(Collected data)
## begin
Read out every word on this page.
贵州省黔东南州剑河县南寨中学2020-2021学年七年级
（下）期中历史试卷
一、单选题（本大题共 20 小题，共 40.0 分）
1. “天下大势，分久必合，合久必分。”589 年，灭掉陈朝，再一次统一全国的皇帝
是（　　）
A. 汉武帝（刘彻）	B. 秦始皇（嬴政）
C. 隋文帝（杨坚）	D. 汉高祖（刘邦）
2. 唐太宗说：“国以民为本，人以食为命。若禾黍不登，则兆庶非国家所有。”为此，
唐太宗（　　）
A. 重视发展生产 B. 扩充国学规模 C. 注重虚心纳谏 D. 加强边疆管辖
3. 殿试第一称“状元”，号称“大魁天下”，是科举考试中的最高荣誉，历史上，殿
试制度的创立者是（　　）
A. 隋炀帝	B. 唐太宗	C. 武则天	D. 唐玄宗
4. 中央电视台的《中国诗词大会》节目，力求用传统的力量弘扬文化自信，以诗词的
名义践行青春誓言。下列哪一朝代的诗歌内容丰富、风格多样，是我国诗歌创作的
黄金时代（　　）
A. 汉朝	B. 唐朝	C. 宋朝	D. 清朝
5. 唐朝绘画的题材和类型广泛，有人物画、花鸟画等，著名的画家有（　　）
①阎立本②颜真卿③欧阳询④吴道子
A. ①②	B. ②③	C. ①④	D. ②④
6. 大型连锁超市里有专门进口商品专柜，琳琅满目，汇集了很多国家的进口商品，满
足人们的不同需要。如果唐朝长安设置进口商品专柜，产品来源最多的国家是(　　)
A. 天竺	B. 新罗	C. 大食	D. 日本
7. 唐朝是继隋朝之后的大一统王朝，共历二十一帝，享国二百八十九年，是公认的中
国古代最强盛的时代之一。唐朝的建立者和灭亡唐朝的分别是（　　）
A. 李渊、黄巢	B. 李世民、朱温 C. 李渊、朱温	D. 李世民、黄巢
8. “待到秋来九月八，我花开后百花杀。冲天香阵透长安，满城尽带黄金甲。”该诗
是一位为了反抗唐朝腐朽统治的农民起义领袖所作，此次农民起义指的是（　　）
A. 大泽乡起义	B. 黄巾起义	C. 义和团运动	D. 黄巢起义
## end
## What is needed
The records above are to be copied in full, exactly as written.

## Finished task
Read out every word on this page.
贵州省黔东南州剑河县南寨中学2020-2021学年七年级
（下）期中历史试卷
一、单选题（本大题共 20 小题，共 40.0 分）
1. “天下大势，分久必合，合久必分。”589 年，灭掉陈朝，再一次统一全国的皇帝
是（　　）
A. 汉武帝（刘彻）	B. 秦始皇（嬴政）
C. 隋文帝（杨坚）	D. 汉高祖（刘邦）
2. 唐太宗说：“国以民为本，人以食为命。若禾黍不登，则兆庶非国家所有。”为此，
唐太宗（　　）
A. 重视发展生产 B. 扩充国学规模 C. 注重虚心纳谏 D. 加强边疆管辖
3. 殿试第一称“状元”，号称“大魁天下”，是科举考试中的最高荣誉，历史上，殿
试制度的创立者是（　　）
A. 隋炀帝	B. 唐太宗	C. 武则天	D. 唐玄宗
4. 中央电视台的《中国诗词大会》节目，力求用传统的力量弘扬文化自信，以诗词的
名义践行青春誓言。下列哪一朝代的诗歌内容丰富、风格多样，是我国诗歌创作的
黄金时代（　　）
A. 汉朝	B. 唐朝	C. 宋朝	D. 清朝
5. 唐朝绘画的题材和类型广泛，有人物画、花鸟画等，著名的画家有（　　）
①阎立本②颜真卿③欧阳询④吴道子
A. ①②	B. ②③	C. ①④	D. ②④
6. 大型连锁超市里有专门进口商品专柜，琳琅满目，汇集了很多国家的进口商品，满
足人们的不同需要。如果唐朝长安设置进口商品专柜，产品来源最多的国家是(　　)
A. 天竺	B. 新罗	C. 大食	D. 日本
7. 唐朝是继隋朝之后的大一统王朝，共历二十一帝，享国二百八十九年，是公认的中
国古代最强盛的时代之一。唐朝的建立者和灭亡唐朝的分别是（　　）
A. 李渊、黄巢	B. 李世民、朱温 C. 李渊、朱温	D. 李世民、黄巢
8. “待到秋来九月八，我花开后百花杀。冲天香阵透长安，满城尽带黄金甲。”该诗
是一位为了反抗唐朝腐朽统治的农民起义领袖所作，此次农民起义指的是（　　）
A. 大泽乡起义	B. 黄巾起义	C. 义和团运动	D. 黄巢起义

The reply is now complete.